Exercise details.
Copy out, unchanged, everything from the start of the records down through the line containing "- y-axis-title: Millions: [4, 236, 27, 303]", including that line.
──────── Material for this task
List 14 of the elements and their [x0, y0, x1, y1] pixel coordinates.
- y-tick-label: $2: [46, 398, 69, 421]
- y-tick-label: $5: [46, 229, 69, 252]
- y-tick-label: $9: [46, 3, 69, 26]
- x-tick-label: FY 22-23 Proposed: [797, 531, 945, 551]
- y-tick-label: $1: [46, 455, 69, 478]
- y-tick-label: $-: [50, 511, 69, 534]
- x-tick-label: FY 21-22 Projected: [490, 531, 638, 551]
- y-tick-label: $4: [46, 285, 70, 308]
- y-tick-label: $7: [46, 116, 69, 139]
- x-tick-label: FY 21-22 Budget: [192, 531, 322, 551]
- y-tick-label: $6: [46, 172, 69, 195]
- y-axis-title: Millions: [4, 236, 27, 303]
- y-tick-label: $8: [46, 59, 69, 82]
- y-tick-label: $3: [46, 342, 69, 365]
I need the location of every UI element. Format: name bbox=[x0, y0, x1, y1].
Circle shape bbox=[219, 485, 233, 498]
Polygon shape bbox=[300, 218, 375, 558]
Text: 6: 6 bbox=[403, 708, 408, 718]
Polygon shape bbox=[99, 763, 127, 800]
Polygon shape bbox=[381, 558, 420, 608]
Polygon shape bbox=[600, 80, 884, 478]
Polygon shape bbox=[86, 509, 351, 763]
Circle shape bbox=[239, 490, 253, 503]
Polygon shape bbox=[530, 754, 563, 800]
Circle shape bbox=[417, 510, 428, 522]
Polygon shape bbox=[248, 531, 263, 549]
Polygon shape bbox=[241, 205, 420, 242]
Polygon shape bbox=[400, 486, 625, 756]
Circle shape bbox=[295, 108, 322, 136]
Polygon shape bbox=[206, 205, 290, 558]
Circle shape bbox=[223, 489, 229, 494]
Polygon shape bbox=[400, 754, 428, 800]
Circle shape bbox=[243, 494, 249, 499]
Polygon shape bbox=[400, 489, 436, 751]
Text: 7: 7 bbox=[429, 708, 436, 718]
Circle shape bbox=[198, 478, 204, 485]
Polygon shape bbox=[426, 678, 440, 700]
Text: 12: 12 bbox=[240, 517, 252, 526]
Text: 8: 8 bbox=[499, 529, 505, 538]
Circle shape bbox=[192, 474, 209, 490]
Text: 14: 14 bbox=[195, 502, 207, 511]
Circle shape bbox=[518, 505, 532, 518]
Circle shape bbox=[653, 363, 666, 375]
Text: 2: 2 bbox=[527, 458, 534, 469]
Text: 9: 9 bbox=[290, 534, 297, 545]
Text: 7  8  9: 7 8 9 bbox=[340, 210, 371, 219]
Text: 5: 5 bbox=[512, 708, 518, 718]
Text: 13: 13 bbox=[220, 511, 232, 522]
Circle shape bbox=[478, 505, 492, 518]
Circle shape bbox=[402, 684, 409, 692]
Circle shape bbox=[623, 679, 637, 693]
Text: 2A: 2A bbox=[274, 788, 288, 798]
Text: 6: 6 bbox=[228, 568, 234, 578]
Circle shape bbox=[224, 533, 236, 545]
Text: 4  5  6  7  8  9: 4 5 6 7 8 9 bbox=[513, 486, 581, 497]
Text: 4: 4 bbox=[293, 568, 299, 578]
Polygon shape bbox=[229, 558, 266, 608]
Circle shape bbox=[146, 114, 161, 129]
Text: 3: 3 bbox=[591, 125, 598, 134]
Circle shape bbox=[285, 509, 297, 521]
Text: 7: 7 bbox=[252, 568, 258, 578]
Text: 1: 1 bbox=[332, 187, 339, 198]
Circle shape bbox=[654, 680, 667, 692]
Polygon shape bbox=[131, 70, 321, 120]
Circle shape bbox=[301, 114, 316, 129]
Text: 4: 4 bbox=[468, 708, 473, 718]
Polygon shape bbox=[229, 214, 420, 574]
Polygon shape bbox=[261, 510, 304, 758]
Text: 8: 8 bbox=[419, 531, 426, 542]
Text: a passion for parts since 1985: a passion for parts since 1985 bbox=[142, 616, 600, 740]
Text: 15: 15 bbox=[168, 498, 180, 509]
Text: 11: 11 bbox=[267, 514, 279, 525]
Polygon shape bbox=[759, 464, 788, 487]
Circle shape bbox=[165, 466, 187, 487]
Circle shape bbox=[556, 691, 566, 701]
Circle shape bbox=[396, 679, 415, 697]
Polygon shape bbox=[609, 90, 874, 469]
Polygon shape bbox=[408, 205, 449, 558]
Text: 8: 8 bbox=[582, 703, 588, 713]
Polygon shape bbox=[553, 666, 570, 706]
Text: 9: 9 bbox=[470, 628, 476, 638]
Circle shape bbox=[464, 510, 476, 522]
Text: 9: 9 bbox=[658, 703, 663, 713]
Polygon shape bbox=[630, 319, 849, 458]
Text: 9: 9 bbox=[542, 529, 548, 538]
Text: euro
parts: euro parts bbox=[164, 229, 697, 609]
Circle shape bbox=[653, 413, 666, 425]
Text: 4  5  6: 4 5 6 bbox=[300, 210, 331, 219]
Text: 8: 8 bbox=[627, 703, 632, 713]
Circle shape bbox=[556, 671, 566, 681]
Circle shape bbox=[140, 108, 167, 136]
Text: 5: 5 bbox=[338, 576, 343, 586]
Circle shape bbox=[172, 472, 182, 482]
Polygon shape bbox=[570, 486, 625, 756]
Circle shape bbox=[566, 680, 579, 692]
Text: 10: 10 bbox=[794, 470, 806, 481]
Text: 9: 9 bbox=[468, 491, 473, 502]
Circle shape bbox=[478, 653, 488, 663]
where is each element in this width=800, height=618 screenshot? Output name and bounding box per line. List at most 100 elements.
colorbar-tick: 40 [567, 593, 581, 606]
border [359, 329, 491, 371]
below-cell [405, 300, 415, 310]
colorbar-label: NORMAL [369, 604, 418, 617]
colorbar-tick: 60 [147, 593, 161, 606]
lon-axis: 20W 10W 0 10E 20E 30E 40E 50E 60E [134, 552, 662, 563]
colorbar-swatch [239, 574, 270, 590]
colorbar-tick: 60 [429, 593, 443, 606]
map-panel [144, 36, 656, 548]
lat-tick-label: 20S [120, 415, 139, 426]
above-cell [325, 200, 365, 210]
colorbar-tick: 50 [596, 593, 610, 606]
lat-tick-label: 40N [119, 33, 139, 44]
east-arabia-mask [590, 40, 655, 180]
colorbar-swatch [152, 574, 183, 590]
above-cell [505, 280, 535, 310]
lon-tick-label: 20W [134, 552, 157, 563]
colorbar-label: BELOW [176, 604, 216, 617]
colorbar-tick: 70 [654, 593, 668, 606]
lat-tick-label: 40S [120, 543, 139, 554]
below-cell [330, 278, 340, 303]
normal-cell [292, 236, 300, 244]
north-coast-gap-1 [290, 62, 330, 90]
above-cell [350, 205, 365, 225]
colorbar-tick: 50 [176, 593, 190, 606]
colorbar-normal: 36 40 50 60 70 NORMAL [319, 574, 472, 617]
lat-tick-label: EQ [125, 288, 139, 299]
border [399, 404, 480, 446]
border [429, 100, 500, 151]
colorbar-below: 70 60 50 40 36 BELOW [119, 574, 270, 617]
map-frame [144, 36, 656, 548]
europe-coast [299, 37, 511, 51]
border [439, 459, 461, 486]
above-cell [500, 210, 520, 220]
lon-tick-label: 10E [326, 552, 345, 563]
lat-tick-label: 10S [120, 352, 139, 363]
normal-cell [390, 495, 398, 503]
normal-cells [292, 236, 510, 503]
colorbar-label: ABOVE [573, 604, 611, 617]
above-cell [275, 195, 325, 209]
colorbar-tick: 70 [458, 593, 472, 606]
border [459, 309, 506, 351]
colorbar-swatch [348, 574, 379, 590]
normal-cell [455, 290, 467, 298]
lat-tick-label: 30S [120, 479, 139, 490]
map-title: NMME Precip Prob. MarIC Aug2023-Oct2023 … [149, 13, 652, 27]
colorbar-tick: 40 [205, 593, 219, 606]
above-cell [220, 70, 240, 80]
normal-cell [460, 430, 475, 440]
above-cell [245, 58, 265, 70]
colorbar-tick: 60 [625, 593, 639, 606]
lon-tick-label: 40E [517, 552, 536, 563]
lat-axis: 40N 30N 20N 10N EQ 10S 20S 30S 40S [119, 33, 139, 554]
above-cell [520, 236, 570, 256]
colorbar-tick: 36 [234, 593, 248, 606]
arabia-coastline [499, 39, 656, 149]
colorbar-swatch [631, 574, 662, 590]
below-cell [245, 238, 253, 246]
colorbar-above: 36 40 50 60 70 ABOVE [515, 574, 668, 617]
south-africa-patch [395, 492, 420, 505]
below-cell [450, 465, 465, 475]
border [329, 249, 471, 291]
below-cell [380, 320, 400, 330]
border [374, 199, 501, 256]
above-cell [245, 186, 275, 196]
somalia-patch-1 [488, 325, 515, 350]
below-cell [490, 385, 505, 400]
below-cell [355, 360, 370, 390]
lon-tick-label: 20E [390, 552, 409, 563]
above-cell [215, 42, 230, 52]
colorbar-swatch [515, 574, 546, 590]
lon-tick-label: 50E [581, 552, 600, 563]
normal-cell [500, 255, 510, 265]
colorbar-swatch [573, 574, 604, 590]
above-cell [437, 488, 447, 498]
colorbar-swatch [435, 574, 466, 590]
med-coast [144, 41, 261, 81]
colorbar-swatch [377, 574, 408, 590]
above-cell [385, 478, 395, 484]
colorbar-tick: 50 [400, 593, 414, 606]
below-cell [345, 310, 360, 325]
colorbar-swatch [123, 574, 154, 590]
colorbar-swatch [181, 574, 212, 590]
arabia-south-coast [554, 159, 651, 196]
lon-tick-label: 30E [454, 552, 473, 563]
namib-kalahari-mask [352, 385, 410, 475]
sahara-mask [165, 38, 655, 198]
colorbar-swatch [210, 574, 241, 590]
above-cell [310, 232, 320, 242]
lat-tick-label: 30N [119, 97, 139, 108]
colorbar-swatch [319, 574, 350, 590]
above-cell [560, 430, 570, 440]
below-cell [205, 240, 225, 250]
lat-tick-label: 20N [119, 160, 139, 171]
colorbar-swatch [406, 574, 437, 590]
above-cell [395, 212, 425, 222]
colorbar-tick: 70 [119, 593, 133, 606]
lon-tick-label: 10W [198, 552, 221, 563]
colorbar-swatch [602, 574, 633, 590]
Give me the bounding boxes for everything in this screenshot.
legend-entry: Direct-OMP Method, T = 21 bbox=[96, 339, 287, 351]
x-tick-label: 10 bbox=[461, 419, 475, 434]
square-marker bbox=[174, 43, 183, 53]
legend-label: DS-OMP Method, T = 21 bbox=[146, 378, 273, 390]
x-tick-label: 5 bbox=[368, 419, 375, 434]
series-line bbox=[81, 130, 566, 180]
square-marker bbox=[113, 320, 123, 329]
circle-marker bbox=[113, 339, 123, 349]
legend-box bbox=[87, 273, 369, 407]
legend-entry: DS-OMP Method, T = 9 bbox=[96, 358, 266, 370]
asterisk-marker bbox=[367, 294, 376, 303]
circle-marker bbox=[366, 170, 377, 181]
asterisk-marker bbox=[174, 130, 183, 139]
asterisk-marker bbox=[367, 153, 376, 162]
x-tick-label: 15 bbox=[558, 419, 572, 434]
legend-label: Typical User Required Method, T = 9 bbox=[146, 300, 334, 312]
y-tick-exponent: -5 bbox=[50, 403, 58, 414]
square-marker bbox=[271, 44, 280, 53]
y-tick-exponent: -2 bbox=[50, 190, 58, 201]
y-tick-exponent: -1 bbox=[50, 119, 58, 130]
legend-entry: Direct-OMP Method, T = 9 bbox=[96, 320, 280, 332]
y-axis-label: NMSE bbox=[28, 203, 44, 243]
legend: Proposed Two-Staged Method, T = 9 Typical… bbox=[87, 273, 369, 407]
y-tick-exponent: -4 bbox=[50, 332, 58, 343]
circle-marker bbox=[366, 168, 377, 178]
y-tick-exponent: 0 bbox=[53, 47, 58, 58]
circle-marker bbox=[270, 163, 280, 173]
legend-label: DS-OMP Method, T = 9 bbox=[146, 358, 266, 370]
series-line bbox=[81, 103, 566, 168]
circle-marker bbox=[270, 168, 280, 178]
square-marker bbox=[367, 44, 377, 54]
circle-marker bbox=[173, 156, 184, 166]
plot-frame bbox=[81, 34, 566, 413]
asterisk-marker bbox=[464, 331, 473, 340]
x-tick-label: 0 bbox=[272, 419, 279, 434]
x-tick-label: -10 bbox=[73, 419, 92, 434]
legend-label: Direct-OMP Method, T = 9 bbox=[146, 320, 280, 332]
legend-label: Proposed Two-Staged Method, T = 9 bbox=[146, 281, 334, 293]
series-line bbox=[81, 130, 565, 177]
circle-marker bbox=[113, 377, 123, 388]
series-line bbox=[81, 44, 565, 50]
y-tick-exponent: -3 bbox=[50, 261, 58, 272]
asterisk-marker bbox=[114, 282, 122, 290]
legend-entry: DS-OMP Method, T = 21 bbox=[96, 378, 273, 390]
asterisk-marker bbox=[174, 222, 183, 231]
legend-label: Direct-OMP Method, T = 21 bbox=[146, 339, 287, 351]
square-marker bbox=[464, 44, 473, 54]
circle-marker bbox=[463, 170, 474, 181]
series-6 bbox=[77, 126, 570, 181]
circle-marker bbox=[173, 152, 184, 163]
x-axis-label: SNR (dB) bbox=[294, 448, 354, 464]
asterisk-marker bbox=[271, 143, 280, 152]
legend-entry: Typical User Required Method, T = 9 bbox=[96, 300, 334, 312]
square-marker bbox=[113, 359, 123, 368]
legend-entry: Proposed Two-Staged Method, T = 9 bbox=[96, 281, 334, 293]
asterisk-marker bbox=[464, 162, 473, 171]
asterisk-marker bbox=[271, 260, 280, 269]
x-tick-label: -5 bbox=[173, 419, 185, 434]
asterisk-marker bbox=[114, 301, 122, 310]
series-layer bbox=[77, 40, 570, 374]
────────────────
Written answer.
List 14 of the elements and their [x0, y0, x1, y1] pixel coordinates.
- y-tick-label: $2: [46, 398, 69, 421]
- y-tick-label: $5: [46, 229, 69, 252]
- y-tick-label: $9: [46, 3, 69, 26]
- x-tick-label: FY 22-23 Proposed: [797, 531, 945, 551]
- y-tick-label: $1: [46, 455, 69, 478]
- y-tick-label: $-: [50, 511, 69, 534]
- x-tick-label: FY 21-22 Projected: [490, 531, 638, 551]
- y-tick-label: $4: [46, 285, 70, 308]
- y-tick-label: $7: [46, 116, 69, 139]
- x-tick-label: FY 21-22 Budget: [192, 531, 322, 551]
- y-tick-label: $6: [46, 172, 69, 195]
- y-axis-title: Millions: [4, 236, 27, 303]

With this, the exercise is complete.